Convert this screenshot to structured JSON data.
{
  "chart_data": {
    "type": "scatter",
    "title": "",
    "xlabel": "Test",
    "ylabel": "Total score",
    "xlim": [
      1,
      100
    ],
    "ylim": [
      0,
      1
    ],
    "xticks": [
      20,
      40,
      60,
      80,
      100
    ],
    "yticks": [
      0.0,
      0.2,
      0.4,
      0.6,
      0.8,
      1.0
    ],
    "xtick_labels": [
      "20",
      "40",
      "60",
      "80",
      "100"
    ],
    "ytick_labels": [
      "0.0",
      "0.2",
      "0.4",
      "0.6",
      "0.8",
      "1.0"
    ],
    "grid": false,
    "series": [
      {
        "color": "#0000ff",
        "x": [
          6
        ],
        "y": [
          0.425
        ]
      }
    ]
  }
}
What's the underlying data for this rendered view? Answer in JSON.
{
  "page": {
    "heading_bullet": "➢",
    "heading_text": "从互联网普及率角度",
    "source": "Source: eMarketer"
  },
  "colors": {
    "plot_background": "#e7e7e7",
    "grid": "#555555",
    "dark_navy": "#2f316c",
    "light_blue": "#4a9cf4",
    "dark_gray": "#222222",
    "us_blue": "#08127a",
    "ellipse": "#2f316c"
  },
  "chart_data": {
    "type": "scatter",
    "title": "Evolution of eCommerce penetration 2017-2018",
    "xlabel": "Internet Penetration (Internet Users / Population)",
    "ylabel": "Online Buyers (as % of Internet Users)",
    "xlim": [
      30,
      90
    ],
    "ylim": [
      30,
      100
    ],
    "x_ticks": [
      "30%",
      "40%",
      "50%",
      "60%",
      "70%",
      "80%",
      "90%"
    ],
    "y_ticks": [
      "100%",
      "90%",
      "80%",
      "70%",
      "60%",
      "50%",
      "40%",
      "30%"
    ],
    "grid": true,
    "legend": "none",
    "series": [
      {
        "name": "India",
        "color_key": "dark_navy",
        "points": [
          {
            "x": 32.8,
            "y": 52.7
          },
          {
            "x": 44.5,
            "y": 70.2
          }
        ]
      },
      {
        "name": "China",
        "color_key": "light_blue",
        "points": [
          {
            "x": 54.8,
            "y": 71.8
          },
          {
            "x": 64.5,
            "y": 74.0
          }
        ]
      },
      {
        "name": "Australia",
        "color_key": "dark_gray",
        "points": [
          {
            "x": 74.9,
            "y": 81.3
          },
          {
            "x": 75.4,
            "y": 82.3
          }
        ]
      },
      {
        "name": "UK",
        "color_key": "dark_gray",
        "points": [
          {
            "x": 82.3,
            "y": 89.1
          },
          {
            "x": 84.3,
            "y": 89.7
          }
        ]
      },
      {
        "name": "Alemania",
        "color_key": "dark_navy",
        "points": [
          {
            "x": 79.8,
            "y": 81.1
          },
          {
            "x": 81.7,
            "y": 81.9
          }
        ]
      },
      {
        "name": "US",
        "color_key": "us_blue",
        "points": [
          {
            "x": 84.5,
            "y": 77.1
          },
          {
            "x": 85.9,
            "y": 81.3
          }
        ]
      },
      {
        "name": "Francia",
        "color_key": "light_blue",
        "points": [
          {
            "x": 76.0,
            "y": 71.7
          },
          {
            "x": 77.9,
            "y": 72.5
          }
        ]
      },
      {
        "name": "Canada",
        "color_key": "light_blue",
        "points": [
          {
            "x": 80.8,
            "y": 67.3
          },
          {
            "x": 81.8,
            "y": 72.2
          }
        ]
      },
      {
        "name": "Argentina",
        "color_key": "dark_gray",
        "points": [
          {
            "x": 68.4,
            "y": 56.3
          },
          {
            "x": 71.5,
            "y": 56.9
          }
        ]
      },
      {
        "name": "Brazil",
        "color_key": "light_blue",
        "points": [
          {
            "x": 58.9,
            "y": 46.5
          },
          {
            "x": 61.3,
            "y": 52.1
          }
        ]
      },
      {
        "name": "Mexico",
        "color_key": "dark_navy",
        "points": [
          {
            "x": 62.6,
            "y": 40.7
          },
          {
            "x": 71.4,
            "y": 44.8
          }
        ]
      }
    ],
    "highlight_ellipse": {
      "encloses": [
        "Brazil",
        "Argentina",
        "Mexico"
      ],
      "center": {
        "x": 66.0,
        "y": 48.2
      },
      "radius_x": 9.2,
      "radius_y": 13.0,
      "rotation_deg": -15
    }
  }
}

******************************

TASK GOAL:
Reproduce the listing shown above in its entirety, exactly.

FINAL ANSWER:
Convert this screenshot to structured JSON data.
{
  "chart_data": {
    "type": "scatter",
    "title": "",
    "xlabel": "Test",
    "ylabel": "Total score",
    "xlim": [
      1,
      100
    ],
    "ylim": [
      0,
      1
    ],
    "xticks": [
      20,
      40,
      60,
      80,
      100
    ],
    "yticks": [
      0.0,
      0.2,
      0.4,
      0.6,
      0.8,
      1.0
    ],
    "xtick_labels": [
      "20",
      "40",
      "60",
      "80",
      "100"
    ],
    "ytick_labels": [
      "0.0",
      "0.2",
      "0.4",
      "0.6",
      "0.8",
      "1.0"
    ],
    "grid": false,
    "series": [
      {
        "color": "#0000ff",
        "x": [
          6
        ],
        "y": [
          0.425
        ]
      }
    ]
  }
}
What's the underlying data for this rendered view? Answer in JSON.
{
  "page": {
    "heading_bullet": "➢",
    "heading_text": "从互联网普及率角度",
    "source": "Source: eMarketer"
  },
  "colors": {
    "plot_background": "#e7e7e7",
    "grid": "#555555",
    "dark_navy": "#2f316c",
    "light_blue": "#4a9cf4",
    "dark_gray": "#222222",
    "us_blue": "#08127a",
    "ellipse": "#2f316c"
  },
  "chart_data": {
    "type": "scatter",
    "title": "Evolution of eCommerce penetration 2017-2018",
    "xlabel": "Internet Penetration (Internet Users / Population)",
    "ylabel": "Online Buyers (as % of Internet Users)",
    "xlim": [
      30,
      90
    ],
    "ylim": [
      30,
      100
    ],
    "x_ticks": [
      "30%",
      "40%",
      "50%",
      "60%",
      "70%",
      "80%",
      "90%"
    ],
    "y_ticks": [
      "100%",
      "90%",
      "80%",
      "70%",
      "60%",
      "50%",
      "40%",
      "30%"
    ],
    "grid": true,
    "legend": "none",
    "series": [
      {
        "name": "India",
        "color_key": "dark_navy",
        "points": [
          {
            "x": 32.8,
            "y": 52.7
          },
          {
            "x": 44.5,
            "y": 70.2
          }
        ]
      },
      {
        "name": "China",
        "color_key": "light_blue",
        "points": [
          {
            "x": 54.8,
            "y": 71.8
          },
          {
            "x": 64.5,
            "y": 74.0
          }
        ]
      },
      {
        "name": "Australia",
        "color_key": "dark_gray",
        "points": [
          {
            "x": 74.9,
            "y": 81.3
          },
          {
            "x": 75.4,
            "y": 82.3
          }
        ]
      },
      {
        "name": "UK",
        "color_key": "dark_gray",
        "points": [
          {
            "x": 82.3,
            "y": 89.1
          },
          {
            "x": 84.3,
            "y": 89.7
          }
        ]
      },
      {
        "name": "Alemania",
        "color_key": "dark_navy",
        "points": [
          {
            "x": 79.8,
            "y": 81.1
          },
          {
            "x": 81.7,
            "y": 81.9
          }
        ]
      },
      {
        "name": "US",
        "color_key": "us_blue",
        "points": [
          {
            "x": 84.5,
            "y": 77.1
          },
          {
            "x": 85.9,
            "y": 81.3
          }
        ]
      },
      {
        "name": "Francia",
        "color_key": "light_blue",
        "points": [
          {
            "x": 76.0,
            "y": 71.7
          },
          {
            "x": 77.9,
            "y": 72.5
          }
        ]
      },
      {
        "name": "Canada",
        "color_key": "light_blue",
        "points": [
          {
            "x": 80.8,
            "y": 67.3
          },
          {
            "x": 81.8,
            "y": 72.2
          }
        ]
      },
      {
        "name": "Argentina",
        "color_key": "dark_gray",
        "points": [
          {
            "x": 68.4,
            "y": 56.3
          },
          {
            "x": 71.5,
            "y": 56.9
          }
        ]
      },
      {
        "name": "Brazil",
        "color_key": "light_blue",
        "points": [
          {
            "x": 58.9,
            "y": 46.5
          },
          {
            "x": 61.3,
            "y": 52.1
          }
        ]
      },
      {
        "name": "Mexico",
        "color_key": "dark_navy",
        "points": [
          {
            "x": 62.6,
            "y": 40.7
          },
          {
            "x": 71.4,
            "y": 44.8
          }
        ]
      }
    ],
    "highlight_ellipse": {
      "encloses": [
        "Brazil",
        "Argentina",
        "Mexico"
      ],
      "center": {
        "x": 66.0,
        "y": 48.2
      },
      "radius_x": 9.2,
      "radius_y": 13.0,
      "rotation_deg": -15
    }
  }
}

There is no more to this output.